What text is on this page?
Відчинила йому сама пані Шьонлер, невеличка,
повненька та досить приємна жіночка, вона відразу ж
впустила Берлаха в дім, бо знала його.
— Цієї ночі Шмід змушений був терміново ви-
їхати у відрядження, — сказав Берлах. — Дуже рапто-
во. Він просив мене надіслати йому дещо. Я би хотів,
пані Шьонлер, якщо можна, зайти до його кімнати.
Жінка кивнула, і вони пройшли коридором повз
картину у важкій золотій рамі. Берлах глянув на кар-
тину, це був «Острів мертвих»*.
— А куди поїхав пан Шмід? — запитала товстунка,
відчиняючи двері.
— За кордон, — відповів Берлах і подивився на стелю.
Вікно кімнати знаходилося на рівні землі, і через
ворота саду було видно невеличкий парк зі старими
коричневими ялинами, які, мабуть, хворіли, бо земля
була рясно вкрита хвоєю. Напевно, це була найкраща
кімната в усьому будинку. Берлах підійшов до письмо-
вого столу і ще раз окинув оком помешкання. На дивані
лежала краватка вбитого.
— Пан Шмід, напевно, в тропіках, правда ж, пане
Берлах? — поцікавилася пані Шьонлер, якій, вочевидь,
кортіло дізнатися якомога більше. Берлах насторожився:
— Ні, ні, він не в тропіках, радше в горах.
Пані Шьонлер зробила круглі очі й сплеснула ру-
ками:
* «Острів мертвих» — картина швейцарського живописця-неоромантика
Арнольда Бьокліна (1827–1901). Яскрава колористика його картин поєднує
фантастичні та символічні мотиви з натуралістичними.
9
○ ○ ○ ○
Copy out every line in the listing where the word "мертвих" appears.

• _Worked answer_:
тину, це був «Острів мертвих»*.
* «Острів мертвих» — картина швейцарського живописця-неоромантика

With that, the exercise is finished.